=== Listed records ===

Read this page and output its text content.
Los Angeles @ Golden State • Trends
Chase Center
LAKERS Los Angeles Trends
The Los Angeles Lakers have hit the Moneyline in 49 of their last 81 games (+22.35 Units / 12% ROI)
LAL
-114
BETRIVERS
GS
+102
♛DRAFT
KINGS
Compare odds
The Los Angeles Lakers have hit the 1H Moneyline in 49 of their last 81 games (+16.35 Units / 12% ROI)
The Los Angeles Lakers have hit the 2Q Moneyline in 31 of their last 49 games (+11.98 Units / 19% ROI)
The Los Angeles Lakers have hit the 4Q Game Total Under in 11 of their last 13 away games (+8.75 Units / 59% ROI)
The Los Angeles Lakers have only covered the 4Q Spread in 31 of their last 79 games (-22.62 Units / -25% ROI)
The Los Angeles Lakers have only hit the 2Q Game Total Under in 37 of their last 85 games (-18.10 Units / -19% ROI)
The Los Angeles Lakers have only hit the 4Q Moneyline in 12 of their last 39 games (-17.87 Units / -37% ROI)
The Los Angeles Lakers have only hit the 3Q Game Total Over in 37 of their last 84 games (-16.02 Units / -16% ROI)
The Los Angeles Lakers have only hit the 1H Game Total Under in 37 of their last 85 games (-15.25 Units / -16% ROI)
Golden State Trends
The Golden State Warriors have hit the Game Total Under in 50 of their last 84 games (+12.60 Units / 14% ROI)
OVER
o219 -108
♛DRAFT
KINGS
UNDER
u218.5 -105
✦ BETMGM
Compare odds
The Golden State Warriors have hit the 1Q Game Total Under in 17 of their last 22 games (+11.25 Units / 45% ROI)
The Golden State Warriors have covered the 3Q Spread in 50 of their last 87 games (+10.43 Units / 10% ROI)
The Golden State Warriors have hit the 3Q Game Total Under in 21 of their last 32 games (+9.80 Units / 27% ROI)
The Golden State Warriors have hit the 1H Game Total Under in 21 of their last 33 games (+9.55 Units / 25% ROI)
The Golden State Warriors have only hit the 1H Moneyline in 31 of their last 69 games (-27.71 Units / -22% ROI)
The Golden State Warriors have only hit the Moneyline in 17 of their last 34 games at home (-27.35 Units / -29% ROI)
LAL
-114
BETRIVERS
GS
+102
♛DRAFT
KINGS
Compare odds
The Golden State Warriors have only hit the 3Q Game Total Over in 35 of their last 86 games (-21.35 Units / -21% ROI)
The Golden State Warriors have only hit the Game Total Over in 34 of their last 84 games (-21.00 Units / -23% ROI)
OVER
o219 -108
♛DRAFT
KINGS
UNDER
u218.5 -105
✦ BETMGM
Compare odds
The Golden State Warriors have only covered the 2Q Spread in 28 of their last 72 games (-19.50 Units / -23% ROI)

===
=== Listed records ===

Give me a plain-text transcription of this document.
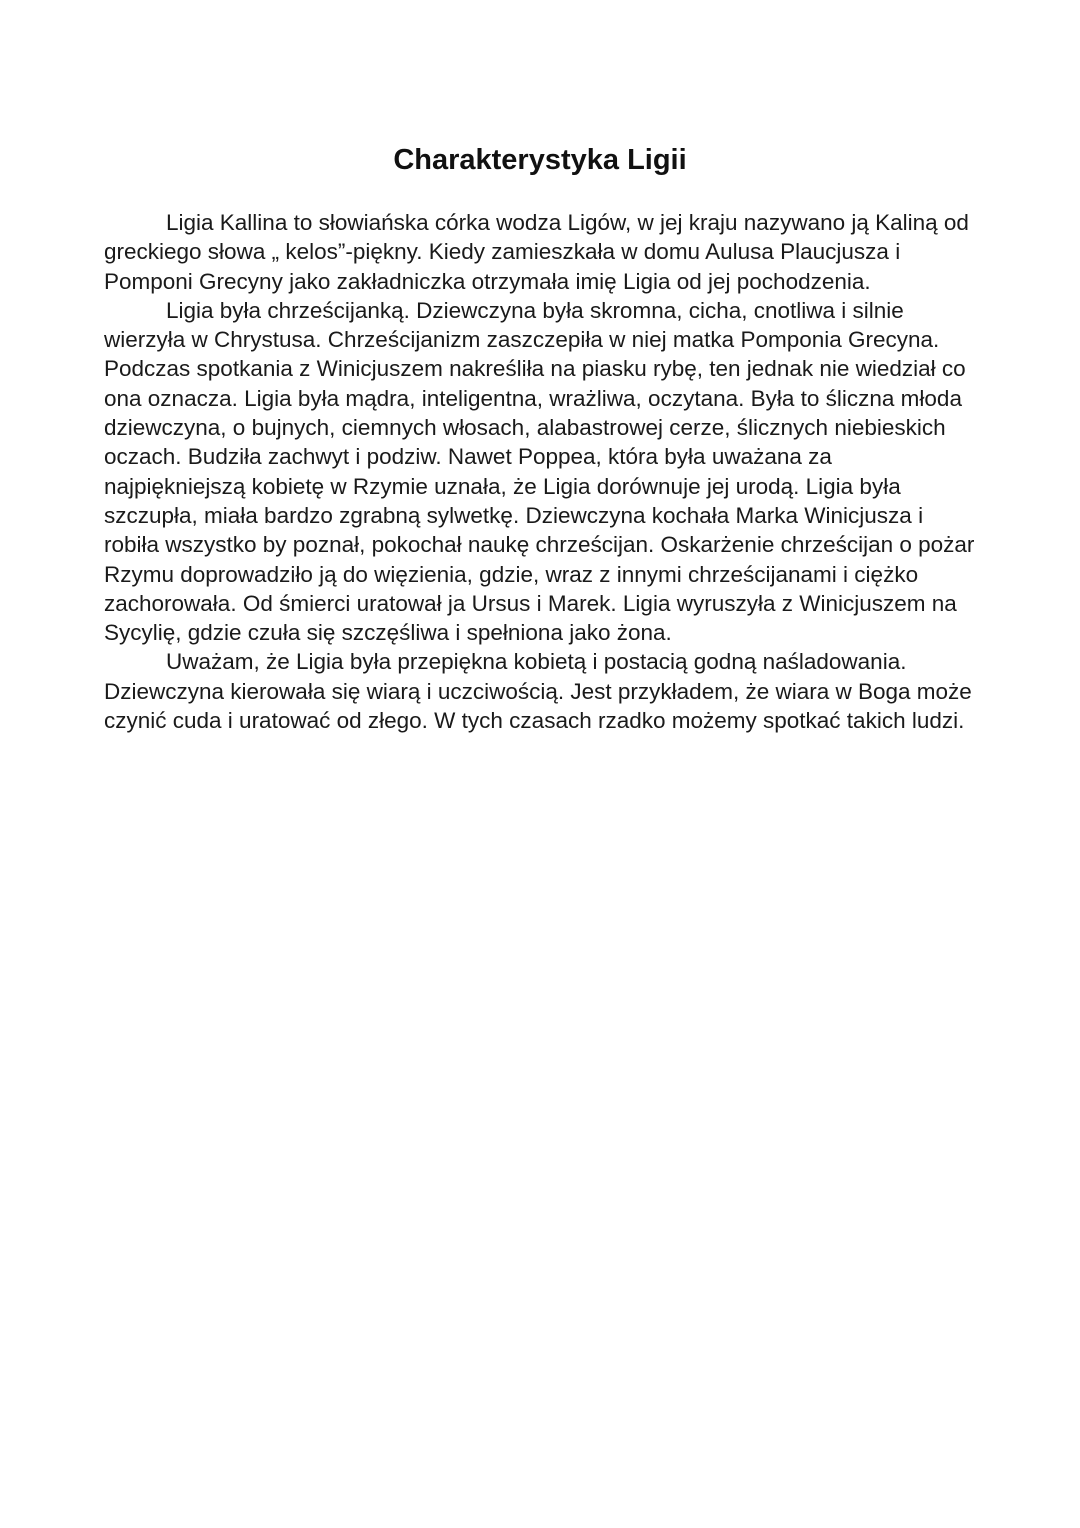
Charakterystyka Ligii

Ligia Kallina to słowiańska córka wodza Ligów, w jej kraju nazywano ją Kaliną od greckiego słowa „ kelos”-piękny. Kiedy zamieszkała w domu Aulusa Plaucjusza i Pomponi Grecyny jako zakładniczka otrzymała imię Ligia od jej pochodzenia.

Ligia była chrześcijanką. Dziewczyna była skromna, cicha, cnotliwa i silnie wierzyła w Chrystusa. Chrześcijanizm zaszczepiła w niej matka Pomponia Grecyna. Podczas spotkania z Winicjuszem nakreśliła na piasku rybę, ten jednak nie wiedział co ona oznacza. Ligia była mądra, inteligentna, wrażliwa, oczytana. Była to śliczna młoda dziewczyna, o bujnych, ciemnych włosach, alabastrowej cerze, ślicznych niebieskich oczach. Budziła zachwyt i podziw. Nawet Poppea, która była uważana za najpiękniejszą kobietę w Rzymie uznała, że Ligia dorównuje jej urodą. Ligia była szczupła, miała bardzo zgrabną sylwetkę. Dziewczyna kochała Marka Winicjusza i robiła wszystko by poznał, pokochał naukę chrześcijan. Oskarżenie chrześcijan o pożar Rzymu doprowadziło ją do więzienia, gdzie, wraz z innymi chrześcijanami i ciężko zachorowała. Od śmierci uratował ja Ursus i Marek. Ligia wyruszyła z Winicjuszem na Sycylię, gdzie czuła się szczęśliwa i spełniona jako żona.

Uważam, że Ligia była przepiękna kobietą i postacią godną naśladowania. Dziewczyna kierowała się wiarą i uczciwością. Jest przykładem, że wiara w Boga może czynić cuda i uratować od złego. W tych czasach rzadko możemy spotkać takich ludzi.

===

■ **Exercise goal**:
List the lines of the entries that include "text".

■ **Correct answer**:
Read this page and output its text content.
Give me a plain-text transcription of this document.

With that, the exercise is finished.